§ **TASK DESCRIPTION**
Pull out every line with the word "text" from the entries below.

[Extracted data entries]
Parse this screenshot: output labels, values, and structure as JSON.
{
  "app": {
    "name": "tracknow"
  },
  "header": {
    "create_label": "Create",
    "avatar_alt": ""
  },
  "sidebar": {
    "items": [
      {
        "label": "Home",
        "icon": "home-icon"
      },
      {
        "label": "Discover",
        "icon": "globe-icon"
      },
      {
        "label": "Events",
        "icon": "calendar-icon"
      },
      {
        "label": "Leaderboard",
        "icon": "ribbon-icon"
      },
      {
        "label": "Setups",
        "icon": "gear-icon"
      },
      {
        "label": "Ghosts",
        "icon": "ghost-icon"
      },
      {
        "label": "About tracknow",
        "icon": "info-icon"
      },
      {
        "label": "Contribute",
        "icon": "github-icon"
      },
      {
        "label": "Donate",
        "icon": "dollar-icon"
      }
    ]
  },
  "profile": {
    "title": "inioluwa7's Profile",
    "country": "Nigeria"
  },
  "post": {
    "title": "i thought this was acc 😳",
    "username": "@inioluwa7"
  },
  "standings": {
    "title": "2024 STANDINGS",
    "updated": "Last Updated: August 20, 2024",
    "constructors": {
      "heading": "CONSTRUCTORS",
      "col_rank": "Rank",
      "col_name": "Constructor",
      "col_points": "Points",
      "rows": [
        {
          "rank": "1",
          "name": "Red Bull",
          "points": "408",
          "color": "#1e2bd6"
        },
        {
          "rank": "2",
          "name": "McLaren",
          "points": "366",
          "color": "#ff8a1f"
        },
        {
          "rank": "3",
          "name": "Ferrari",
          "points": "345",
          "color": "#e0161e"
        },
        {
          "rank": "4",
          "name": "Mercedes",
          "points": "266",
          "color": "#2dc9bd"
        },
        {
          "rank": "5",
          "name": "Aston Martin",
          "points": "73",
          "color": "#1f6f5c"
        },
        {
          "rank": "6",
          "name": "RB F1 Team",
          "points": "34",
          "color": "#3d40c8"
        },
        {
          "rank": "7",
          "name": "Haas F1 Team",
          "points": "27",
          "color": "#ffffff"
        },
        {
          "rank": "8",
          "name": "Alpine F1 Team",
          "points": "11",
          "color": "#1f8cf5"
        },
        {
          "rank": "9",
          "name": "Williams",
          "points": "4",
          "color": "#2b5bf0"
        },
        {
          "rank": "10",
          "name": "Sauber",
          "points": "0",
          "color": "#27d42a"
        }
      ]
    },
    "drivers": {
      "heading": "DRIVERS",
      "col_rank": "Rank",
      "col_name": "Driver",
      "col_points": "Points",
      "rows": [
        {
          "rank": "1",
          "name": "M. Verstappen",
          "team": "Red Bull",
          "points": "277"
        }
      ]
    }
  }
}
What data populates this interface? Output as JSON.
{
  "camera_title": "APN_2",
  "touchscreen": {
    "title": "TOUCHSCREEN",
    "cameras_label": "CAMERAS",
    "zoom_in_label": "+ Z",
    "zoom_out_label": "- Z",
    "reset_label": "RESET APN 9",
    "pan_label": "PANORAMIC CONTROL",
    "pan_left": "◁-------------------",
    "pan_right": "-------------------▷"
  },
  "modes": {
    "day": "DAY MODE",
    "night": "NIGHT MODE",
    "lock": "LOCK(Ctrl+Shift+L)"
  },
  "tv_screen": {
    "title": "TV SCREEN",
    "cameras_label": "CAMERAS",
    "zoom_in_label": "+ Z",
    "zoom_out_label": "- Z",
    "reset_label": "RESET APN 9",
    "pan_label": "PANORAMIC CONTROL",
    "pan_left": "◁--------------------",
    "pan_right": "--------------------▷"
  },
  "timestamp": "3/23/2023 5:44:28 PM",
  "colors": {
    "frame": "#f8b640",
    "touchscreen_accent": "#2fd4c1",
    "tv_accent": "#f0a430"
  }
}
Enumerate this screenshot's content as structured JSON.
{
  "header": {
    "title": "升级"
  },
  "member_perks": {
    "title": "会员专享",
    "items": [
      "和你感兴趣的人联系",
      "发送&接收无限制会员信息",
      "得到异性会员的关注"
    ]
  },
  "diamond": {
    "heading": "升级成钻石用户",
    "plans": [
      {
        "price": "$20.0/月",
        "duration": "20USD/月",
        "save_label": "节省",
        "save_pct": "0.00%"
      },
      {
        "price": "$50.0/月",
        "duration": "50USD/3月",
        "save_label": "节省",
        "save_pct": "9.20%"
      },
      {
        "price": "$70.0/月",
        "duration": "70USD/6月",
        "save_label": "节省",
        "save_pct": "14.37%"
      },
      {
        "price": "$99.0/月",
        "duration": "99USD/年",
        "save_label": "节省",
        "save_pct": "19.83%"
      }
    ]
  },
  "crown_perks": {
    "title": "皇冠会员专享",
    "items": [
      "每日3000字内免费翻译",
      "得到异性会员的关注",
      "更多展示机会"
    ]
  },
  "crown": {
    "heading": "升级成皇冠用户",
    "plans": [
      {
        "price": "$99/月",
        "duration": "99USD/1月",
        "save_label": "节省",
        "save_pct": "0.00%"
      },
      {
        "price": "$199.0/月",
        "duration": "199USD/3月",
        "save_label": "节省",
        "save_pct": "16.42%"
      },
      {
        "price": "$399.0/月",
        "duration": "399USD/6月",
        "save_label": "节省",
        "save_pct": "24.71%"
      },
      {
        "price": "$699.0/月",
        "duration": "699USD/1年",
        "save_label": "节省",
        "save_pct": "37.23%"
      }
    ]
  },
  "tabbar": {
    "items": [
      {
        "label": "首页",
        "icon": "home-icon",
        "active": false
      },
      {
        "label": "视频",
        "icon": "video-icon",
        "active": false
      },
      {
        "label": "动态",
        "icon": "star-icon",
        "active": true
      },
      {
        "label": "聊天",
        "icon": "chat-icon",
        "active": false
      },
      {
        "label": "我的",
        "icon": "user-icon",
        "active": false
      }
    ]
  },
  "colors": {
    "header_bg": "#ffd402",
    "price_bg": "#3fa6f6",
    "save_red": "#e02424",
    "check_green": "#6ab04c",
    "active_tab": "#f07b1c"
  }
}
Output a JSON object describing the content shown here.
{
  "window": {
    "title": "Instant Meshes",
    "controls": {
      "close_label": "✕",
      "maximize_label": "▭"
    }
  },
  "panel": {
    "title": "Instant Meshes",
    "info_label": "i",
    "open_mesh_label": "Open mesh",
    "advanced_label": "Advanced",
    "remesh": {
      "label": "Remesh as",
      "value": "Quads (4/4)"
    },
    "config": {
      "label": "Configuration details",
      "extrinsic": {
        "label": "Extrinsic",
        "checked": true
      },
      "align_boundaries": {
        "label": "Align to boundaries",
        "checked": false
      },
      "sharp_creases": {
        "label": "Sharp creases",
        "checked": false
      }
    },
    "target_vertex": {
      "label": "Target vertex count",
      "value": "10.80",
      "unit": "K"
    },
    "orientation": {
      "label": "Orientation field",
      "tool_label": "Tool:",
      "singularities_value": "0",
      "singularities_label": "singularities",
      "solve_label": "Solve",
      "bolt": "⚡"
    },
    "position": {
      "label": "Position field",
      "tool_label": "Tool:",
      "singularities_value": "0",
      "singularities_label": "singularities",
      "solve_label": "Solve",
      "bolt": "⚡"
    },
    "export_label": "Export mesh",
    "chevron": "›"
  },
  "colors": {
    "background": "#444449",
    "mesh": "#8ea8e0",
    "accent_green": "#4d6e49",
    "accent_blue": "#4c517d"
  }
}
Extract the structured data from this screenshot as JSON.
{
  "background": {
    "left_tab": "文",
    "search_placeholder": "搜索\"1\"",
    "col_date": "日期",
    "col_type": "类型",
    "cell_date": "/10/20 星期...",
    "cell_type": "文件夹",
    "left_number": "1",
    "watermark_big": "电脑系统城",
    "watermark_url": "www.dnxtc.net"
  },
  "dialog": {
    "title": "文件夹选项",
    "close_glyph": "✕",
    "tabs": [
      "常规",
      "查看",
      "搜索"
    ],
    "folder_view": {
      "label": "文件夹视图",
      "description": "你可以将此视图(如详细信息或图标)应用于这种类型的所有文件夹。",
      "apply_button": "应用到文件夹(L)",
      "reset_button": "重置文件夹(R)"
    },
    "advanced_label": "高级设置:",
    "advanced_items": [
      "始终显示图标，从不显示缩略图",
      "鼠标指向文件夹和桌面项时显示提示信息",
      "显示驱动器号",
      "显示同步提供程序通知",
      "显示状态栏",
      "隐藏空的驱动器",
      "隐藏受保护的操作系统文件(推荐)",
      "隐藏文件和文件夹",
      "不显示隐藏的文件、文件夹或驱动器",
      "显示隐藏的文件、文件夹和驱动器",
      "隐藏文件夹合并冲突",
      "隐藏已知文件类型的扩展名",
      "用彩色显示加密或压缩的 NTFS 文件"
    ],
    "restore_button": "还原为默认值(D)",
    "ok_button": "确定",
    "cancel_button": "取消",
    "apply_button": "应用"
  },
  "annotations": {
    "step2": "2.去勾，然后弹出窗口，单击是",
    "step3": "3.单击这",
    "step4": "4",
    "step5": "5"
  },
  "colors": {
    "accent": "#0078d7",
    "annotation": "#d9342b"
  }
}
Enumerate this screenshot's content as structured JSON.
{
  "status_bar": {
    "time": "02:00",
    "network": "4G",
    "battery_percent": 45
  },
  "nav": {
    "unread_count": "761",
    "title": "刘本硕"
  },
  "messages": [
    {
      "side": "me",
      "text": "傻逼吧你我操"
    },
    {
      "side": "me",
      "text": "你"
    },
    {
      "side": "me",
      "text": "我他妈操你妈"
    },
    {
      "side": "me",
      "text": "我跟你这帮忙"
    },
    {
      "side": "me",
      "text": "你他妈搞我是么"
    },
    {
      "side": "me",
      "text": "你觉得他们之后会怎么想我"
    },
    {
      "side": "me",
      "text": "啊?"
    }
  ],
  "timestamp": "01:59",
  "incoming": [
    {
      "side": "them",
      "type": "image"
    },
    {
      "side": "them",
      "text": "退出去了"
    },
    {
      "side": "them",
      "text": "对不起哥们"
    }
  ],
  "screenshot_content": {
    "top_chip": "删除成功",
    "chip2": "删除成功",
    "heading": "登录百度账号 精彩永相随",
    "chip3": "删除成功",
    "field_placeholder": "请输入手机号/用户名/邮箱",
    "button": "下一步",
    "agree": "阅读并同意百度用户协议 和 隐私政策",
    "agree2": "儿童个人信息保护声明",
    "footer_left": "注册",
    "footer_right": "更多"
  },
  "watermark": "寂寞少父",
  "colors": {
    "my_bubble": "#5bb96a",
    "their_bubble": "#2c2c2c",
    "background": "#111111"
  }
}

§ **COMPLETED EXERCISE**
      "text": "傻逼吧你我操"
      "text": "你"
      "text": "我他妈操你妈"
      "text": "我跟你这帮忙"
      "text": "你他妈搞我是么"
      "text": "你觉得他们之后会怎么想我"
      "text": "啊?"
      "text": "退出去了"
      "text": "对不起哥们"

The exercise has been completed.